## EXCERPTED DATA

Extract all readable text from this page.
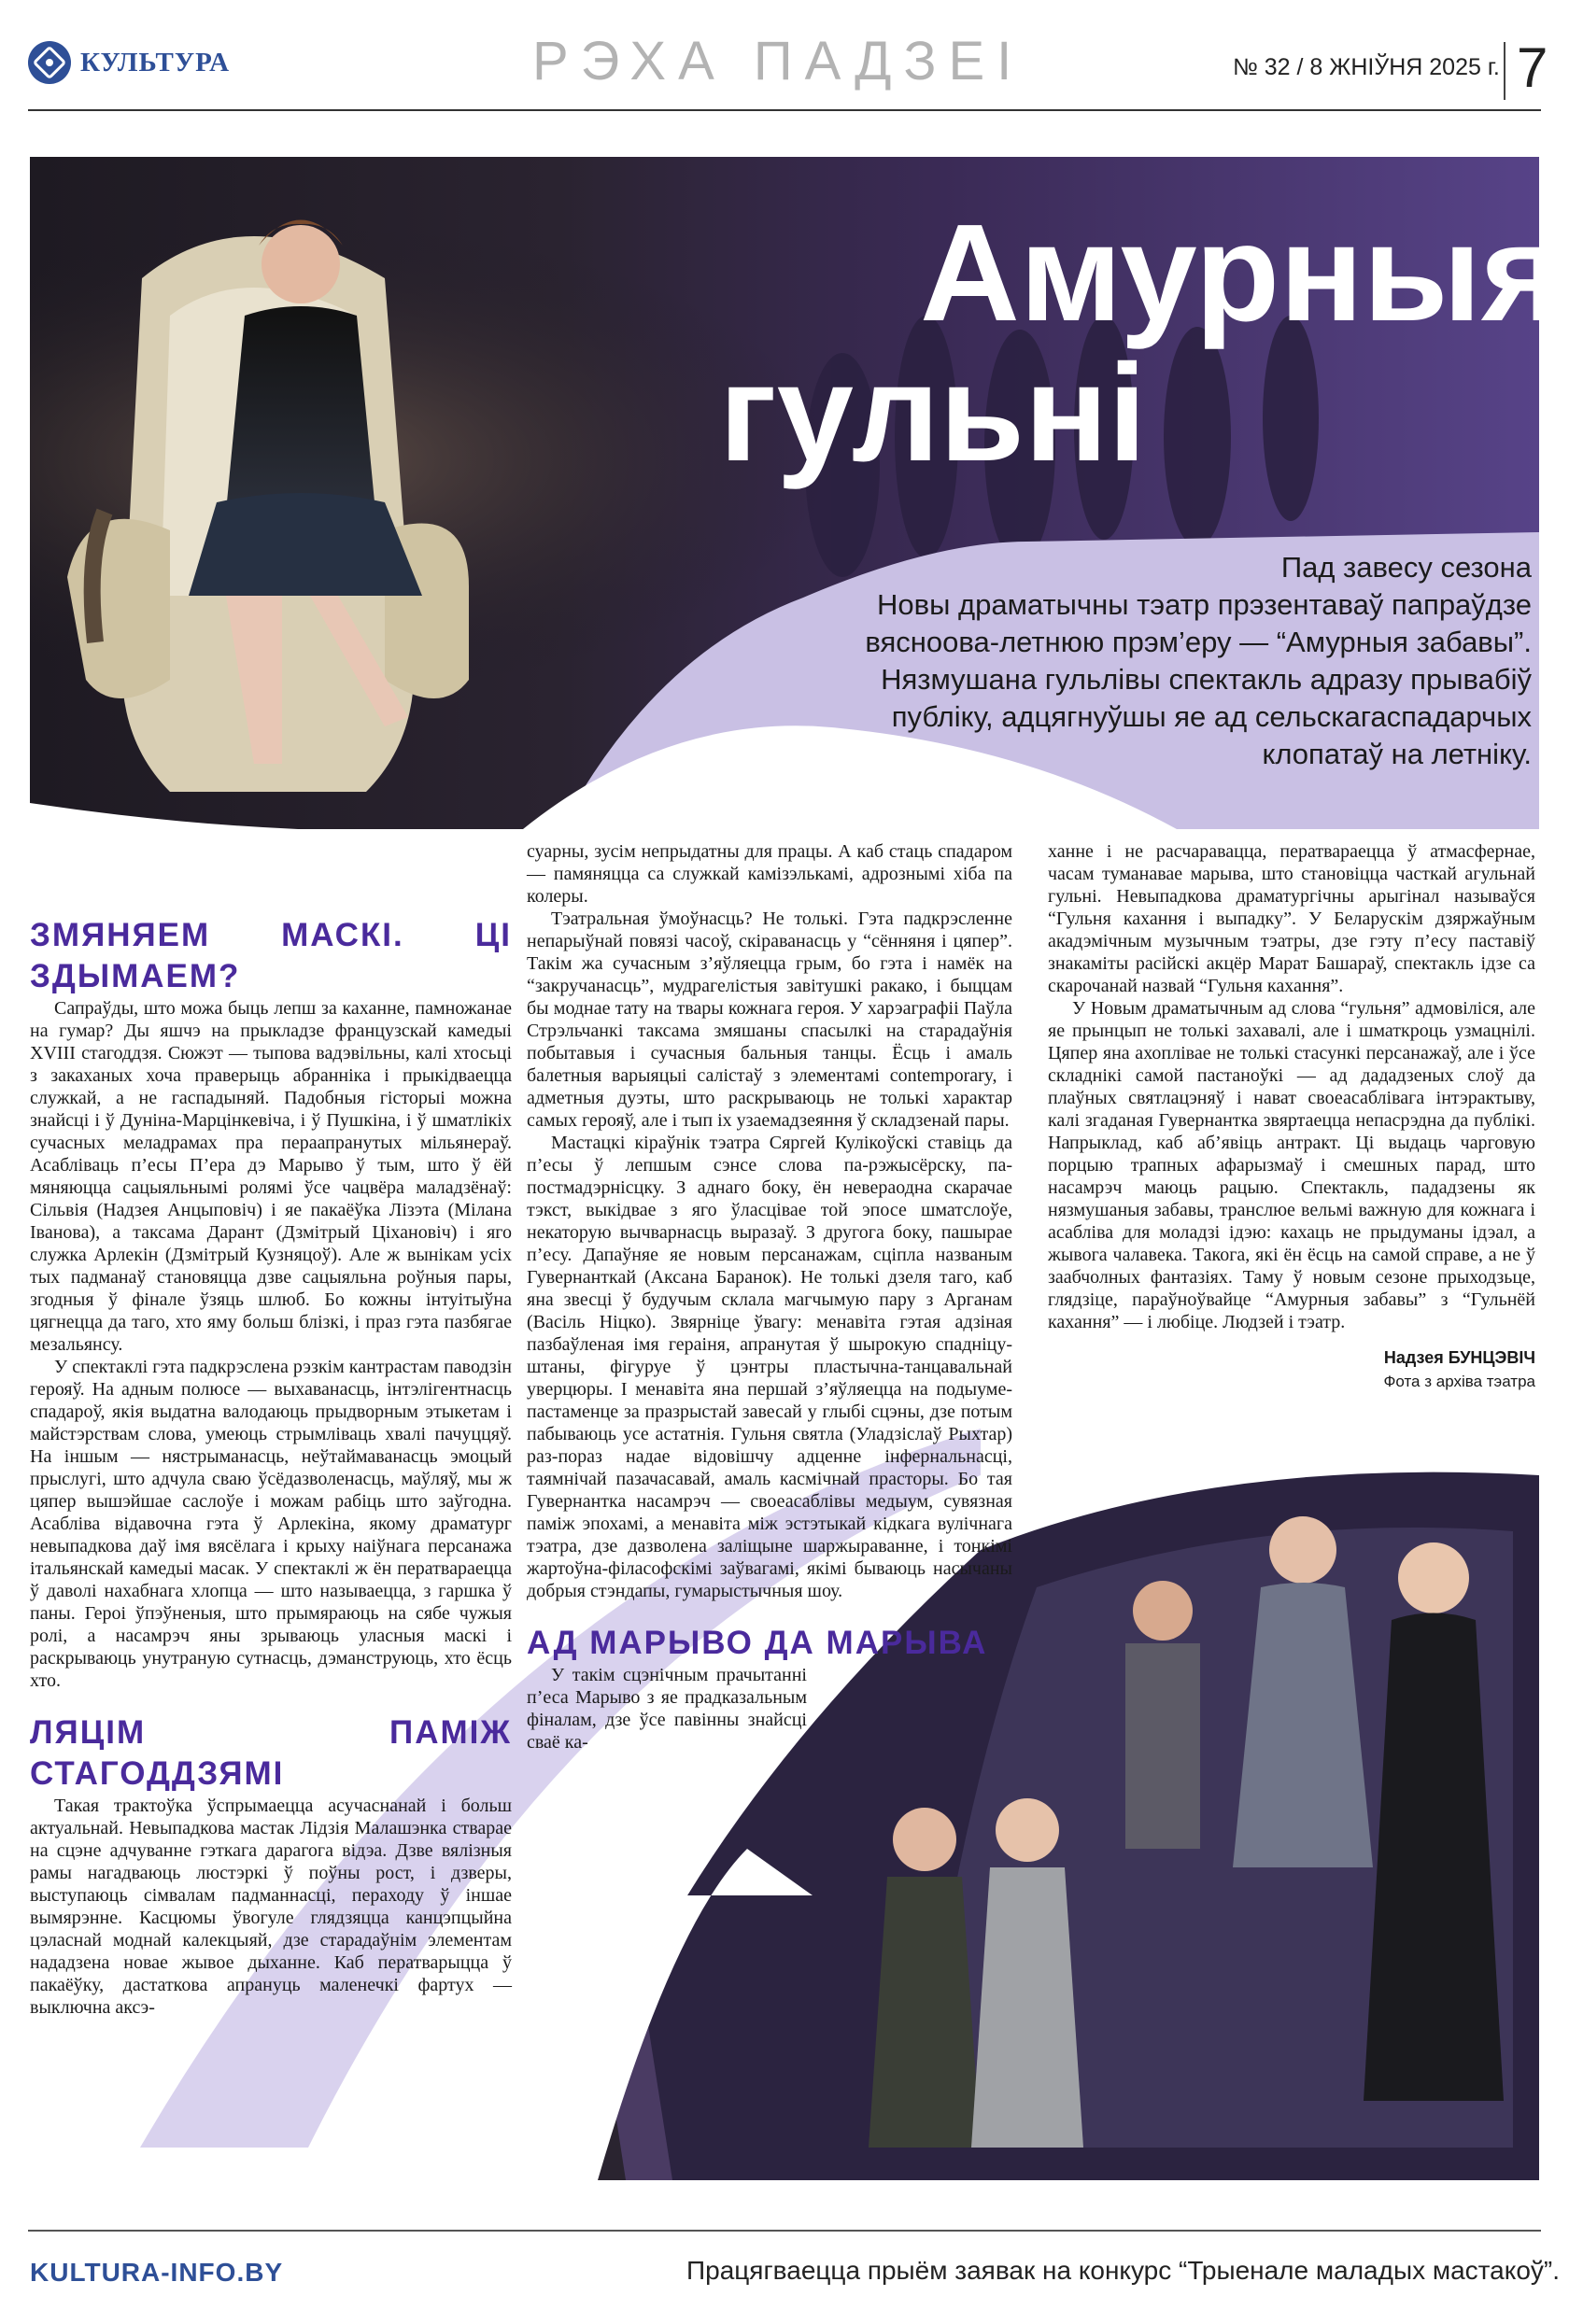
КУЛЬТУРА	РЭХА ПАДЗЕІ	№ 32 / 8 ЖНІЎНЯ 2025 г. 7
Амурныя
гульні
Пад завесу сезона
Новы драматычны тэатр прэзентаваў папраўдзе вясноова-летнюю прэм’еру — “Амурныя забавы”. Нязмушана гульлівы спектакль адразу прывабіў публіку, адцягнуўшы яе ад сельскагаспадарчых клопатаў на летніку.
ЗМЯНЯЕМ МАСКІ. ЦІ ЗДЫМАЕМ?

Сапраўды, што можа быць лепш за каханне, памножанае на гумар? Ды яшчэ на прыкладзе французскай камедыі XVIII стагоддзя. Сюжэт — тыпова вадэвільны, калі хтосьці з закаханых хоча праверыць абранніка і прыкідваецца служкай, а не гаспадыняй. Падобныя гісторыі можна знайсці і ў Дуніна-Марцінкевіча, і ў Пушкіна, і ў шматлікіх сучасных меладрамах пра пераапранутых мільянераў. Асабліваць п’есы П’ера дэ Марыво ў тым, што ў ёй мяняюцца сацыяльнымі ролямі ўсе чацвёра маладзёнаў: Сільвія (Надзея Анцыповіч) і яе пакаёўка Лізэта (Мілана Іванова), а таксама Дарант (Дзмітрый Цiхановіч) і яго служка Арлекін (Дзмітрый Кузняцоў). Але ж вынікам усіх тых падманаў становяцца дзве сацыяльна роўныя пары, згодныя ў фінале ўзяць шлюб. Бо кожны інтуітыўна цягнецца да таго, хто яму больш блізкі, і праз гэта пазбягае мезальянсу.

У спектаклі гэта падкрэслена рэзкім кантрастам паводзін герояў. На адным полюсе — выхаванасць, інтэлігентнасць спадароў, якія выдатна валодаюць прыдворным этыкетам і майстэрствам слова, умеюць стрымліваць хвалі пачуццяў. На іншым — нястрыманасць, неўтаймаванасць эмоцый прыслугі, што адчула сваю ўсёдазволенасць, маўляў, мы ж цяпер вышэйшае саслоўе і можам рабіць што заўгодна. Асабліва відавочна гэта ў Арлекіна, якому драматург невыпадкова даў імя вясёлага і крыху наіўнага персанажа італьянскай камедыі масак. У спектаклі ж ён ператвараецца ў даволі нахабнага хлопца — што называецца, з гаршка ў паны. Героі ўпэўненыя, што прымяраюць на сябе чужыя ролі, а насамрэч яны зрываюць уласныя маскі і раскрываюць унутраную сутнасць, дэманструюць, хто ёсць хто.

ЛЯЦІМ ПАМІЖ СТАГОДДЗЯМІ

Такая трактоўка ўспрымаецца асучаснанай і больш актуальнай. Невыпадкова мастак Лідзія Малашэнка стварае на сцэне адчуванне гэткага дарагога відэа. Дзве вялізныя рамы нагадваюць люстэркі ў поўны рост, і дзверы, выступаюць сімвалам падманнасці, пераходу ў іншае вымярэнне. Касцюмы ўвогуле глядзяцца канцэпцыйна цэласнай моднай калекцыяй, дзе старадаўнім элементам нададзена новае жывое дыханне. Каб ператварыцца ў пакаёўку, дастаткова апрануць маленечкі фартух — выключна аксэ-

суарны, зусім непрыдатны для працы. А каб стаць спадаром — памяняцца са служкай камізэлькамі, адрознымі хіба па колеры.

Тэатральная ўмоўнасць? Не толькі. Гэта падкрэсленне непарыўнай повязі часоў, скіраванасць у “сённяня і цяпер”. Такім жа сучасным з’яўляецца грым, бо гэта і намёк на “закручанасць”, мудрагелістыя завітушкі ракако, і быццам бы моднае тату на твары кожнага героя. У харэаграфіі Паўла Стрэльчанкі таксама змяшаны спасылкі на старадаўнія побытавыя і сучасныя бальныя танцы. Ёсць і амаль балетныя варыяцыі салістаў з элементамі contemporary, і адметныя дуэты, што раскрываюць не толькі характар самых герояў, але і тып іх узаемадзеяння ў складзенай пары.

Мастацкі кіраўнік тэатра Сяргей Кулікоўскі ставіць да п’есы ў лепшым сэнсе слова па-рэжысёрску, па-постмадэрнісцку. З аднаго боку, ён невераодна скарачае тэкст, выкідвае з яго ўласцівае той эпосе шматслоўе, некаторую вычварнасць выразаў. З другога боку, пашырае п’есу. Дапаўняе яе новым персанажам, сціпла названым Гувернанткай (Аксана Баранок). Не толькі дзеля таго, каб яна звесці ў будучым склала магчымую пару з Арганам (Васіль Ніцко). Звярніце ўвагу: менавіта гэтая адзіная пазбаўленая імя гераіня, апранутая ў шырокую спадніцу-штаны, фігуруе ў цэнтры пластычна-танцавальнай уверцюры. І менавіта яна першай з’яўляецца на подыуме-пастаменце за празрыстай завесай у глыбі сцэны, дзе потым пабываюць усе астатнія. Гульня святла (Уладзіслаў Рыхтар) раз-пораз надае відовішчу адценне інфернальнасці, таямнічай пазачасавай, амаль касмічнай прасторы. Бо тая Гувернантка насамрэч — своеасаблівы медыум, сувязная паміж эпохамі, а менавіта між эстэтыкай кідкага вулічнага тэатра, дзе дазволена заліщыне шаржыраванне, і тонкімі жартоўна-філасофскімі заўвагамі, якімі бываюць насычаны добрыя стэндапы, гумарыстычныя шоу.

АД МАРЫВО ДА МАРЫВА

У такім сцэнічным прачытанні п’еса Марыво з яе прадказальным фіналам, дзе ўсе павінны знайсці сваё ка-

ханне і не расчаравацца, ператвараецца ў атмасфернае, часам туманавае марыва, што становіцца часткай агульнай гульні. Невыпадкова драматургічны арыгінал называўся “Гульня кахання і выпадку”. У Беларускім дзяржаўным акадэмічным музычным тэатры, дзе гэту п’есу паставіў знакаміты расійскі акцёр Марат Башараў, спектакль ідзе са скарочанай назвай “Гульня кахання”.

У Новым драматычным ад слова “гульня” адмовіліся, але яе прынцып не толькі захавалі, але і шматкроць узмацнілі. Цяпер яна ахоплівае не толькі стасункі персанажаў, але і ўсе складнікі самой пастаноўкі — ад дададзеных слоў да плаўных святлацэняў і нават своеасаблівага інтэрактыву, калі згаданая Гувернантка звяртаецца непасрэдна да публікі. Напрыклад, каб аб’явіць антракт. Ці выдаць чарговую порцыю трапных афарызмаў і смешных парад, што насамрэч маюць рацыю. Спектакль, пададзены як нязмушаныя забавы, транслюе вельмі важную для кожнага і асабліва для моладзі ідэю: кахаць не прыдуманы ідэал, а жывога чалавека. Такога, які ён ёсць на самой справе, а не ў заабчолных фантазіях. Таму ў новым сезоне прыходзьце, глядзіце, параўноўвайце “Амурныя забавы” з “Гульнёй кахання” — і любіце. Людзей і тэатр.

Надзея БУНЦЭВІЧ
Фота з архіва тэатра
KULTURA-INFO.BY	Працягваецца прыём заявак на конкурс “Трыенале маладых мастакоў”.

## THE TASK
Word for word, quote the full listing, omitting every picture.

## EXERCISE RESPONSE
Extract all readable text from this page.
КУЛЬТУРА	РЭХА ПАДЗЕІ	№ 32 / 8 ЖНІЎНЯ 2025 г. 7
Амурныя
гульні
Пад завесу сезона
Новы драматычны тэатр прэзентаваў папраўдзе вясноова-летнюю прэм’еру — “Амурныя забавы”. Нязмушана гульлівы спектакль адразу прывабіў публіку, адцягнуўшы яе ад сельскагаспадарчых клопатаў на летніку.
ЗМЯНЯЕМ МАСКІ. ЦІ ЗДЫМАЕМ?

Сапраўды, што можа быць лепш за каханне, памножанае на гумар? Ды яшчэ на прыкладзе французскай камедыі XVIII стагоддзя. Сюжэт — тыпова вадэвільны, калі хтосьці з закаханых хоча праверыць абранніка і прыкідваецца служкай, а не гаспадыняй. Падобныя гісторыі можна знайсці і ў Дуніна-Марцінкевіча, і ў Пушкіна, і ў шматлікіх сучасных меладрамах пра пераапранутых мільянераў. Асабліваць п’есы П’ера дэ Марыво ў тым, што ў ёй мяняюцца сацыяльнымі ролямі ўсе чацвёра маладзёнаў: Сільвія (Надзея Анцыповіч) і яе пакаёўка Лізэта (Мілана Іванова), а таксама Дарант (Дзмітрый Цiхановіч) і яго служка Арлекін (Дзмітрый Кузняцоў). Але ж вынікам усіх тых падманаў становяцца дзве сацыяльна роўныя пары, згодныя ў фінале ўзяць шлюб. Бо кожны інтуітыўна цягнецца да таго, хто яму больш блізкі, і праз гэта пазбягае мезальянсу.

У спектаклі гэта падкрэслена рэзкім кантрастам паводзін герояў. На адным полюсе — выхаванасць, інтэлігентнасць спадароў, якія выдатна валодаюць прыдворным этыкетам і майстэрствам слова, умеюць стрымліваць хвалі пачуццяў. На іншым — нястрыманасць, неўтаймаванасць эмоцый прыслугі, што адчула сваю ўсёдазволенасць, маўляў, мы ж цяпер вышэйшае саслоўе і можам рабіць што заўгодна. Асабліва відавочна гэта ў Арлекіна, якому драматург невыпадкова даў імя вясёлага і крыху наіўнага персанажа італьянскай камедыі масак. У спектаклі ж ён ператвараецца ў даволі нахабнага хлопца — што называецца, з гаршка ў паны. Героі ўпэўненыя, што прымяраюць на сябе чужыя ролі, а насамрэч яны зрываюць уласныя маскі і раскрываюць унутраную сутнасць, дэманструюць, хто ёсць хто.

ЛЯЦІМ ПАМІЖ СТАГОДДЗЯМІ

Такая трактоўка ўспрымаецца асучаснанай і больш актуальнай. Невыпадкова мастак Лідзія Малашэнка стварае на сцэне адчуванне гэткага дарагога відэа. Дзве вялізныя рамы нагадваюць люстэркі ў поўны рост, і дзверы, выступаюць сімвалам падманнасці, пераходу ў іншае вымярэнне. Касцюмы ўвогуле глядзяцца канцэпцыйна цэласнай моднай калекцыяй, дзе старадаўнім элементам нададзена новае жывое дыханне. Каб ператварыцца ў пакаёўку, дастаткова апрануць маленечкі фартух — выключна аксэ-

суарны, зусім непрыдатны для працы. А каб стаць спадаром — памяняцца са служкай камізэлькамі, адрознымі хіба па колеры.

Тэатральная ўмоўнасць? Не толькі. Гэта падкрэсленне непарыўнай повязі часоў, скіраванасць у “сённяня і цяпер”. Такім жа сучасным з’яўляецца грым, бо гэта і намёк на “закручанасць”, мудрагелістыя завітушкі ракако, і быццам бы моднае тату на твары кожнага героя. У харэаграфіі Паўла Стрэльчанкі таксама змяшаны спасылкі на старадаўнія побытавыя і сучасныя бальныя танцы. Ёсць і амаль балетныя варыяцыі салістаў з элементамі contemporary, і адметныя дуэты, што раскрываюць не толькі характар самых герояў, але і тып іх узаемадзеяння ў складзенай пары.

Мастацкі кіраўнік тэатра Сяргей Кулікоўскі ставіць да п’есы ў лепшым сэнсе слова па-рэжысёрску, па-постмадэрнісцку. З аднаго боку, ён невераодна скарачае тэкст, выкідвае з яго ўласцівае той эпосе шматслоўе, некаторую вычварнасць выразаў. З другога боку, пашырае п’есу. Дапаўняе яе новым персанажам, сціпла названым Гувернанткай (Аксана Баранок). Не толькі дзеля таго, каб яна звесці ў будучым склала магчымую пару з Арганам (Васіль Ніцко). Звярніце ўвагу: менавіта гэтая адзіная пазбаўленая імя гераіня, апранутая ў шырокую спадніцу-штаны, фігуруе ў цэнтры пластычна-танцавальнай уверцюры. І менавіта яна першай з’яўляецца на подыуме-пастаменце за празрыстай завесай у глыбі сцэны, дзе потым пабываюць усе астатнія. Гульня святла (Уладзіслаў Рыхтар) раз-пораз надае відовішчу адценне інфернальнасці, таямнічай пазачасавай, амаль касмічнай прасторы. Бо тая Гувернантка насамрэч — своеасаблівы медыум, сувязная паміж эпохамі, а менавіта між эстэтыкай кідкага вулічнага тэатра, дзе дазволена заліщыне шаржыраванне, і тонкімі жартоўна-філасофскімі заўвагамі, якімі бываюць насычаны добрыя стэндапы, гумарыстычныя шоу.

АД МАРЫВО ДА МАРЫВА

У такім сцэнічным прачытанні п’еса Марыво з яе прадказальным фіналам, дзе ўсе павінны знайсці сваё ка-

ханне і не расчаравацца, ператвараецца ў атмасфернае, часам туманавае марыва, што становіцца часткай агульнай гульні. Невыпадкова драматургічны арыгінал называўся “Гульня кахання і выпадку”. У Беларускім дзяржаўным акадэмічным музычным тэатры, дзе гэту п’есу паставіў знакаміты расійскі акцёр Марат Башараў, спектакль ідзе са скарочанай назвай “Гульня кахання”.

У Новым драматычным ад слова “гульня” адмовіліся, але яе прынцып не толькі захавалі, але і шматкроць узмацнілі. Цяпер яна ахоплівае не толькі стасункі персанажаў, але і ўсе складнікі самой пастаноўкі — ад дададзеных слоў да плаўных святлацэняў і нават своеасаблівага інтэрактыву, калі згаданая Гувернантка звяртаецца непасрэдна да публікі. Напрыклад, каб аб’явіць антракт. Ці выдаць чарговую порцыю трапных афарызмаў і смешных парад, што насамрэч маюць рацыю. Спектакль, пададзены як нязмушаныя забавы, транслюе вельмі важную для кожнага і асабліва для моладзі ідэю: кахаць не прыдуманы ідэал, а жывога чалавека. Такога, які ён ёсць на самой справе, а не ў заабчолных фантазіях. Таму ў новым сезоне прыходзьце, глядзіце, параўноўвайце “Амурныя забавы” з “Гульнёй кахання” — і любіце. Людзей і тэатр.

Надзея БУНЦЭВІЧ
Фота з архіва тэатра
KULTURA-INFO.BY	Працягваецца прыём заявак на конкурс “Трыенале маладых мастакоў”.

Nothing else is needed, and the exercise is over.